§ **Your task**: In the data, extract each line that holds the string "community".
>> begin Records for the exercise
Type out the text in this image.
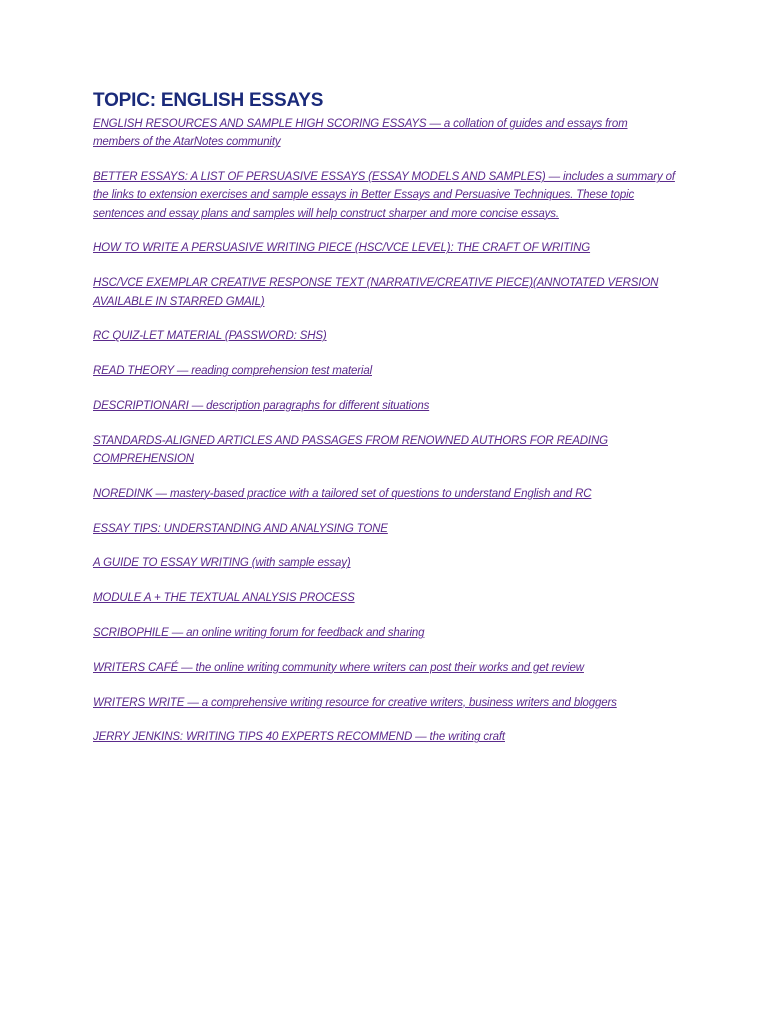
TOPIC: ENGLISH ESSAYS
ENGLISH RESOURCES AND SAMPLE HIGH SCORING ESSAYS — a collation of guides and essays from members of the AtarNotes community
BETTER ESSAYS: A LIST OF PERSUASIVE ESSAYS (ESSAY MODELS AND SAMPLES) — includes a summary of the links to extension exercises and sample essays in Better Essays and Persuasive Techniques. These topic sentences and essay plans and samples will help construct sharper and more concise essays.
HOW TO WRITE A PERSUASIVE WRITING PIECE (HSC/VCE LEVEL): THE CRAFT OF WRITING
HSC/VCE EXEMPLAR CREATIVE RESPONSE TEXT (NARRATIVE/CREATIVE PIECE)(ANNOTATED VERSION AVAILABLE IN STARRED GMAIL)
RC QUIZ-LET MATERIAL (PASSWORD: SHS)
READ THEORY — reading comprehension test material
DESCRIPTIONARI — description paragraphs for different situations
STANDARDS-ALIGNED ARTICLES AND PASSAGES FROM RENOWNED AUTHORS FOR READING COMPREHENSION
NOREDINK — mastery-based practice with a tailored set of questions to understand English and RC
ESSAY TIPS: UNDERSTANDING AND ANALYSING TONE
A GUIDE TO ESSAY WRITING (with sample essay)
MODULE A + THE TEXTUAL ANALYSIS PROCESS
SCRIBOPHILE — an online writing forum for feedback and sharing
WRITERS CAFÉ — the online writing community where writers can post their works and get review
WRITERS WRITE — a comprehensive writing resource for creative writers, business writers and bloggers
JERRY JENKINS: WRITING TIPS 40 EXPERTS RECOMMEND — the writing craft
>> end Records for the exercise
§ **The completed task**:
ENGLISH RESOURCES AND SAMPLE HIGH SCORING ESSAYS — a collation of guides and essays from members of the AtarNotes community
WRITERS CAFÉ — the online writing community where writers can post their works and get review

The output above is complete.